Set task: Each entry should be quoted word for word, including every mark of punctuation.

Material shown:
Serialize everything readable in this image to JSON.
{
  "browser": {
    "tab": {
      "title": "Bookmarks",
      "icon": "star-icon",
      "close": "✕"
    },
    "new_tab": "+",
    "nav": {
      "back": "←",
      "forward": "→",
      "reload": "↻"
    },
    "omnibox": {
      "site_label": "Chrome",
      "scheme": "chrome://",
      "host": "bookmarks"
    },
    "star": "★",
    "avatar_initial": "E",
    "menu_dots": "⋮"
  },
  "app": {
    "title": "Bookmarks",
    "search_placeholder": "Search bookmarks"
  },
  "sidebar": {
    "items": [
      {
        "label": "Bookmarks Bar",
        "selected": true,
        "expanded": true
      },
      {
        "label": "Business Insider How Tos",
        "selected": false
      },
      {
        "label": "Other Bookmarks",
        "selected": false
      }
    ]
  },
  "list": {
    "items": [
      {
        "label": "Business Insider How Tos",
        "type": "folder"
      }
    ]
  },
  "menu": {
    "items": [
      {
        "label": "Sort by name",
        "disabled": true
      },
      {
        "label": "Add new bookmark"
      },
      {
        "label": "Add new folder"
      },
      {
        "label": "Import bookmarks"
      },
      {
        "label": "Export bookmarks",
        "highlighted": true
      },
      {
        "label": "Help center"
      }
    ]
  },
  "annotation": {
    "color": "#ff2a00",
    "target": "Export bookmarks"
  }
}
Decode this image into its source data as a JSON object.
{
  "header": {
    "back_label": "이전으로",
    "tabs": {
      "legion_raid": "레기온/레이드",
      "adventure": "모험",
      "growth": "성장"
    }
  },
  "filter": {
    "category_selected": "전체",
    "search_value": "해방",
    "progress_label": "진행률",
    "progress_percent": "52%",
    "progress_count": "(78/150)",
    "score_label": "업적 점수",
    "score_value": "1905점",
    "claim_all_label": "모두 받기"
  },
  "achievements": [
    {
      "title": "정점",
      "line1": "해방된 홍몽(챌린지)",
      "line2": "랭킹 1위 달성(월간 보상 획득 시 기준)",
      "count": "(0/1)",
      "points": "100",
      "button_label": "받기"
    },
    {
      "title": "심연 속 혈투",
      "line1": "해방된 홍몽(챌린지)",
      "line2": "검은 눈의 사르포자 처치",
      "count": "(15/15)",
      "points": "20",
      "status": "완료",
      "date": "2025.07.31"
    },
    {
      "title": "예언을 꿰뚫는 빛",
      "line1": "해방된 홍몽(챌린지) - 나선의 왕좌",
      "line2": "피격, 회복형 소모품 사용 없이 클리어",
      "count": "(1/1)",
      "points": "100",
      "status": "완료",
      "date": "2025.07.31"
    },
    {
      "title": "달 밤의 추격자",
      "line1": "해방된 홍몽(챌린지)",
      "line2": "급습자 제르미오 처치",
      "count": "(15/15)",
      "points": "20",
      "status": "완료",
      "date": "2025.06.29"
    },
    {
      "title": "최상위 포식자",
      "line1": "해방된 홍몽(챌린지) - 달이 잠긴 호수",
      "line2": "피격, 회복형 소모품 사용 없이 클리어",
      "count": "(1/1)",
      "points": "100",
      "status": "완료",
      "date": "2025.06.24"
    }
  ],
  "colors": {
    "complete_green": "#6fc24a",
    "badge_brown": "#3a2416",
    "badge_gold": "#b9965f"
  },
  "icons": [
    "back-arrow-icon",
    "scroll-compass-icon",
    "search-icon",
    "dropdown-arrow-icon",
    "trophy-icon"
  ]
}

Expected output:
Serialize everything readable in this image to JSON.
{
  "browser": {
    "tab": {
      "title": "Bookmarks",
      "icon": "star-icon",
      "close": "✕"
    },
    "new_tab": "+",
    "nav": {
      "back": "←",
      "forward": "→",
      "reload": "↻"
    },
    "omnibox": {
      "site_label": "Chrome",
      "scheme": "chrome://",
      "host": "bookmarks"
    },
    "star": "★",
    "avatar_initial": "E",
    "menu_dots": "⋮"
  },
  "app": {
    "title": "Bookmarks",
    "search_placeholder": "Search bookmarks"
  },
  "sidebar": {
    "items": [
      {
        "label": "Bookmarks Bar",
        "selected": true,
        "expanded": true
      },
      {
        "label": "Business Insider How Tos",
        "selected": false
      },
      {
        "label": "Other Bookmarks",
        "selected": false
      }
    ]
  },
  "list": {
    "items": [
      {
        "label": "Business Insider How Tos",
        "type": "folder"
      }
    ]
  },
  "menu": {
    "items": [
      {
        "label": "Sort by name",
        "disabled": true
      },
      {
        "label": "Add new bookmark"
      },
      {
        "label": "Add new folder"
      },
      {
        "label": "Import bookmarks"
      },
      {
        "label": "Export bookmarks",
        "highlighted": true
      },
      {
        "label": "Help center"
      }
    ]
  },
  "annotation": {
    "color": "#ff2a00",
    "target": "Export bookmarks"
  }
}
Decode this image into its source data as a JSON object.
{
  "header": {
    "back_label": "이전으로",
    "tabs": {
      "legion_raid": "레기온/레이드",
      "adventure": "모험",
      "growth": "성장"
    }
  },
  "filter": {
    "category_selected": "전체",
    "search_value": "해방",
    "progress_label": "진행률",
    "progress_percent": "52%",
    "progress_count": "(78/150)",
    "score_label": "업적 점수",
    "score_value": "1905점",
    "claim_all_label": "모두 받기"
  },
  "achievements": [
    {
      "title": "정점",
      "line1": "해방된 홍몽(챌린지)",
      "line2": "랭킹 1위 달성(월간 보상 획득 시 기준)",
      "count": "(0/1)",
      "points": "100",
      "button_label": "받기"
    },
    {
      "title": "심연 속 혈투",
      "line1": "해방된 홍몽(챌린지)",
      "line2": "검은 눈의 사르포자 처치",
      "count": "(15/15)",
      "points": "20",
      "status": "완료",
      "date": "2025.07.31"
    },
    {
      "title": "예언을 꿰뚫는 빛",
      "line1": "해방된 홍몽(챌린지) - 나선의 왕좌",
      "line2": "피격, 회복형 소모품 사용 없이 클리어",
      "count": "(1/1)",
      "points": "100",
      "status": "완료",
      "date": "2025.07.31"
    },
    {
      "title": "달 밤의 추격자",
      "line1": "해방된 홍몽(챌린지)",
      "line2": "급습자 제르미오 처치",
      "count": "(15/15)",
      "points": "20",
      "status": "완료",
      "date": "2025.06.29"
    },
    {
      "title": "최상위 포식자",
      "line1": "해방된 홍몽(챌린지) - 달이 잠긴 호수",
      "line2": "피격, 회복형 소모품 사용 없이 클리어",
      "count": "(1/1)",
      "points": "100",
      "status": "완료",
      "date": "2025.06.24"
    }
  ],
  "colors": {
    "complete_green": "#6fc24a",
    "badge_brown": "#3a2416",
    "badge_gold": "#b9965f"
  },
  "icons": [
    "back-arrow-icon",
    "scroll-compass-icon",
    "search-icon",
    "dropdown-arrow-icon",
    "trophy-icon"
  ]
}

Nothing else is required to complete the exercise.